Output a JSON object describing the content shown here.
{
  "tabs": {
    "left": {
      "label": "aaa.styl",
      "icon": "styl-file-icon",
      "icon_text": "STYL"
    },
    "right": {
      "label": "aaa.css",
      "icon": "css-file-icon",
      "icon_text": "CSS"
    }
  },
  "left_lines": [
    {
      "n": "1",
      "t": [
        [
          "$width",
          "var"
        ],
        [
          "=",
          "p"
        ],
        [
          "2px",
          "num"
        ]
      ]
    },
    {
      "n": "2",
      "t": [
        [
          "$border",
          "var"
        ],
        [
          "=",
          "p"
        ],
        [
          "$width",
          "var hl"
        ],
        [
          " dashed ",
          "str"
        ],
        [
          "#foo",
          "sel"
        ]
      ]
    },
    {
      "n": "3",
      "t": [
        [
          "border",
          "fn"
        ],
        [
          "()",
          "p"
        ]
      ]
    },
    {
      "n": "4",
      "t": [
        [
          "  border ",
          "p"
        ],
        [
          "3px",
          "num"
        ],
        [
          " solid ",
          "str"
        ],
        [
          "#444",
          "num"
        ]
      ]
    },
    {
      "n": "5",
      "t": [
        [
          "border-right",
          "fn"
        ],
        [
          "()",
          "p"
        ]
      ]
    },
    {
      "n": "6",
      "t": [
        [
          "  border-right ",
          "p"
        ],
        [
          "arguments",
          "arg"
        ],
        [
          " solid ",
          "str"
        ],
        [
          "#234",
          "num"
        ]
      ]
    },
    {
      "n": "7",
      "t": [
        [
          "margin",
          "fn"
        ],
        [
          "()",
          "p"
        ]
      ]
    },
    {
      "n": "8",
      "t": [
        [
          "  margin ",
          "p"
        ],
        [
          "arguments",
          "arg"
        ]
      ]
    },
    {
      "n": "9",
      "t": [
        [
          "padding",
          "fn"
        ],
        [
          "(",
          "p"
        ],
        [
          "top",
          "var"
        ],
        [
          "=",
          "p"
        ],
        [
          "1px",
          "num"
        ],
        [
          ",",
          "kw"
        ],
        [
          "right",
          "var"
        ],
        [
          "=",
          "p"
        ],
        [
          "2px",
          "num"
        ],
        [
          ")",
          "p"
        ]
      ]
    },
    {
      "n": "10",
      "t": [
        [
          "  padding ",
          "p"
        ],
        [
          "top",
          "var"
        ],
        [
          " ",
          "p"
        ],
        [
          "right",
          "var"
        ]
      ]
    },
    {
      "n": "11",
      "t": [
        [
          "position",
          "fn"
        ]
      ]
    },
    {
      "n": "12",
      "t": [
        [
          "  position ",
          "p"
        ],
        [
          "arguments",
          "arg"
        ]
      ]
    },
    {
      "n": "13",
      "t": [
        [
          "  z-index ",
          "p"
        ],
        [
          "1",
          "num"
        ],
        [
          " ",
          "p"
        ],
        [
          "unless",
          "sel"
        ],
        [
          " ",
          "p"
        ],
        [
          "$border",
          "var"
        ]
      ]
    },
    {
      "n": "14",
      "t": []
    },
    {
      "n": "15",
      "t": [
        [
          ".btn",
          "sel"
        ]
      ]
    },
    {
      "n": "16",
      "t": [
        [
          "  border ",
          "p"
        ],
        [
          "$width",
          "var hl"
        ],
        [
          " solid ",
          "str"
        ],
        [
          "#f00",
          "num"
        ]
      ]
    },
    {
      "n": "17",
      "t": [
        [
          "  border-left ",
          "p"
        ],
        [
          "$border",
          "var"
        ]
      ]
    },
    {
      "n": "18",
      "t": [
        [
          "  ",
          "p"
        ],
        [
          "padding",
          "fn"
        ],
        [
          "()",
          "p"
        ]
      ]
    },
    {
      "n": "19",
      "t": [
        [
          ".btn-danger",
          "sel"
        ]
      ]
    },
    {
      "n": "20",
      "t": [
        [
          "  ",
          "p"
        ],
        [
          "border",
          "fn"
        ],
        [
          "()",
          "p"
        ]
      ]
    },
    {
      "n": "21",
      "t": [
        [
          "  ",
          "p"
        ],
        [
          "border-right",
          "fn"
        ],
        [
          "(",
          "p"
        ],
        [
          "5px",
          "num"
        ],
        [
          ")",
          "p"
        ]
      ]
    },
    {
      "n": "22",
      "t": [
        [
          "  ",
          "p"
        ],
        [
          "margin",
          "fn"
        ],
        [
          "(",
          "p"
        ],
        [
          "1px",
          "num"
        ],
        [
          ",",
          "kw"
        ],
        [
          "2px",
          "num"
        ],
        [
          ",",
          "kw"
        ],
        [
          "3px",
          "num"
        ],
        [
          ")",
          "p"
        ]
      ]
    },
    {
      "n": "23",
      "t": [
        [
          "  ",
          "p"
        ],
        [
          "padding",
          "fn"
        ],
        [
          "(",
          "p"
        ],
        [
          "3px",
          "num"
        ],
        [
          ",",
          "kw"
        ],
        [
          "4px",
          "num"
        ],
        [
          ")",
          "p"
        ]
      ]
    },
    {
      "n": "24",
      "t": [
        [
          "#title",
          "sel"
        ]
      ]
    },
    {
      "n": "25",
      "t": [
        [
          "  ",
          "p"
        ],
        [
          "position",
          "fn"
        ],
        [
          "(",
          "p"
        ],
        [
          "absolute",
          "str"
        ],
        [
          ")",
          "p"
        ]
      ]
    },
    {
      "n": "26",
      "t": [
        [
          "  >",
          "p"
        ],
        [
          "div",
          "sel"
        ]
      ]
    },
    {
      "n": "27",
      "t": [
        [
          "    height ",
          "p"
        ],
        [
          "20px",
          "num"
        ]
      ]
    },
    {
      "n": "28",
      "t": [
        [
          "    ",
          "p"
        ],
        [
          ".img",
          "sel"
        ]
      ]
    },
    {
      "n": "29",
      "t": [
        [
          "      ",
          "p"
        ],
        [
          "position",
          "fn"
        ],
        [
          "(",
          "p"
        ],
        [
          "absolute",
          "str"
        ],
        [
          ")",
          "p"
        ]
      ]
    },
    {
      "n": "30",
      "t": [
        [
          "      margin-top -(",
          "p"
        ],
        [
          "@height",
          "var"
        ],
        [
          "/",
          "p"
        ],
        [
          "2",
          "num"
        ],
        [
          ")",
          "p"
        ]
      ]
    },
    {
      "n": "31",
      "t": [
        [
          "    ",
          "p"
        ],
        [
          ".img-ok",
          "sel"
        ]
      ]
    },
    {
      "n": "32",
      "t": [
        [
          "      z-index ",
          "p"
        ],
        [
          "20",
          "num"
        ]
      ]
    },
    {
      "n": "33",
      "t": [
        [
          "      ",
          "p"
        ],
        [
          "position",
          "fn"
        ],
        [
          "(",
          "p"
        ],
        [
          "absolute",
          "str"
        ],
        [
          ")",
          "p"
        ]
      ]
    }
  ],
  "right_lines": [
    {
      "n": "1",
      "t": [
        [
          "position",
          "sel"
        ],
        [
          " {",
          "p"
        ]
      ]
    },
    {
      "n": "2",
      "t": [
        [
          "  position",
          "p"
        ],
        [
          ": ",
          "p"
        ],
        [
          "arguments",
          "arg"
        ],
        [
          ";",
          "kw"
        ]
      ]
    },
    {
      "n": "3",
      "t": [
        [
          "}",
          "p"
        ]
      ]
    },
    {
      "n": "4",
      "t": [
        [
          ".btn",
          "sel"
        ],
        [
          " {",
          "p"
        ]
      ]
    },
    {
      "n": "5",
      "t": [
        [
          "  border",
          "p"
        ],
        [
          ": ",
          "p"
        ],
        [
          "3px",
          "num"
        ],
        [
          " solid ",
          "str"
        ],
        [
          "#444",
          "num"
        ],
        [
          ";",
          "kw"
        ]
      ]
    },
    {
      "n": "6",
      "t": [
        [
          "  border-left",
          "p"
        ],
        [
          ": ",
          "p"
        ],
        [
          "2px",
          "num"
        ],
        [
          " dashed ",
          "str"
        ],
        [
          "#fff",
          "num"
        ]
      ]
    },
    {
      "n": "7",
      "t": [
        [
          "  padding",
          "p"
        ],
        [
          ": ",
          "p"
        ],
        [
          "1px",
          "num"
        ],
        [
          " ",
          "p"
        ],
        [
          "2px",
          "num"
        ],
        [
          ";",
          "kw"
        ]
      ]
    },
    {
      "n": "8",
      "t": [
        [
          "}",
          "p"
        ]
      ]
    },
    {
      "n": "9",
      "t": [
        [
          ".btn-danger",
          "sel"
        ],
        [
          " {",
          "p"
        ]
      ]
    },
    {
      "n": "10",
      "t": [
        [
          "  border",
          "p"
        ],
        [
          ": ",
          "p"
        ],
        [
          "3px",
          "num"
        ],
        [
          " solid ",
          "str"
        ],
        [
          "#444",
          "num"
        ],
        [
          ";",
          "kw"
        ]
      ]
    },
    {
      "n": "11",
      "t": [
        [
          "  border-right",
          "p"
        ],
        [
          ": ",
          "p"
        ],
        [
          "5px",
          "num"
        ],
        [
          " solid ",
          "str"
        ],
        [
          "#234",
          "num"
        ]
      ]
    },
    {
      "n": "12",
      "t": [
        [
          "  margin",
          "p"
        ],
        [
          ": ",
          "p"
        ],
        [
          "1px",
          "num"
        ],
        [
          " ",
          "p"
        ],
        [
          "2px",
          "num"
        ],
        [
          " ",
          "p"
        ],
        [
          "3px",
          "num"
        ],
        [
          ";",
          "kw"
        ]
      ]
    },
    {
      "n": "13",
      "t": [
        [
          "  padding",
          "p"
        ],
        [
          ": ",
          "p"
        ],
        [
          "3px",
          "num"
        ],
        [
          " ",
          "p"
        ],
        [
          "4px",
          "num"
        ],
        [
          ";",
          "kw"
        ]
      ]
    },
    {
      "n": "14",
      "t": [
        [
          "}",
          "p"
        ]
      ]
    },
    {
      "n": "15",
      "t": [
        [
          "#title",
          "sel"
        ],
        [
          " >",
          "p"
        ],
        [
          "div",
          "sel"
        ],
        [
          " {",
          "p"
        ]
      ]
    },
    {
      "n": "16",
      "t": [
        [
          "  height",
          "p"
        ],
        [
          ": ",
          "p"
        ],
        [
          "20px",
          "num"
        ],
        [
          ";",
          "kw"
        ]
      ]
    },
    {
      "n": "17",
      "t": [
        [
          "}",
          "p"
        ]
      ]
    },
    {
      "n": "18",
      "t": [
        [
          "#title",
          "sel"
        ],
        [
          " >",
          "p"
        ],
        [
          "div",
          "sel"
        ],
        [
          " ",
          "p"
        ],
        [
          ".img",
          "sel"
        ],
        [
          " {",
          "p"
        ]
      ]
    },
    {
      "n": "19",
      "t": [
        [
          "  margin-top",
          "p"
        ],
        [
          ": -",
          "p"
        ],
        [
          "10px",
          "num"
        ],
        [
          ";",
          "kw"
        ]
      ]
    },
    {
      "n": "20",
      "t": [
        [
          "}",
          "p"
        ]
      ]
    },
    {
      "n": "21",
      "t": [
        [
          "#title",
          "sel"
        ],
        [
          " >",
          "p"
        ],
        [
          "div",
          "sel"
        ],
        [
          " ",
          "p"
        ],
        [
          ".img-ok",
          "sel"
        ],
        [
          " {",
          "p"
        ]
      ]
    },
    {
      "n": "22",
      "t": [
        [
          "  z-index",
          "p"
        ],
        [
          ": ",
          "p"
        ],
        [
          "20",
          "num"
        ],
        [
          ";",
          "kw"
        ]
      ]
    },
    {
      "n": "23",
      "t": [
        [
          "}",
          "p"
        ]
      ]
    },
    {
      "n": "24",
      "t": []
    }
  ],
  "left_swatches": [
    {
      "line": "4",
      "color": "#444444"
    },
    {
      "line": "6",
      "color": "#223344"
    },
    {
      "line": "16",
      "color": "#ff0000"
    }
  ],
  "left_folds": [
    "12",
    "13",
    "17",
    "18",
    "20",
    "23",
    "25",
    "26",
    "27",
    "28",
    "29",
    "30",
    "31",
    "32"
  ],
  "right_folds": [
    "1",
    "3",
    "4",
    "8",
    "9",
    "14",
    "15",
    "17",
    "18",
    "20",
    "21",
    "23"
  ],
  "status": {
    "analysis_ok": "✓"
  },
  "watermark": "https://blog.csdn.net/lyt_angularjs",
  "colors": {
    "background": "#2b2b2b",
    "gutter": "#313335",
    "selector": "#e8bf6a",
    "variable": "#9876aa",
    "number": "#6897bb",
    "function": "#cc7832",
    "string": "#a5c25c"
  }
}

Given task. Pick out all the lines with the word "margin" in them and copy them.

Completed task.
          "margin",
          "  margin ",
          "margin",
          "      margin-top -(",
          "  margin",
          "  margin-top",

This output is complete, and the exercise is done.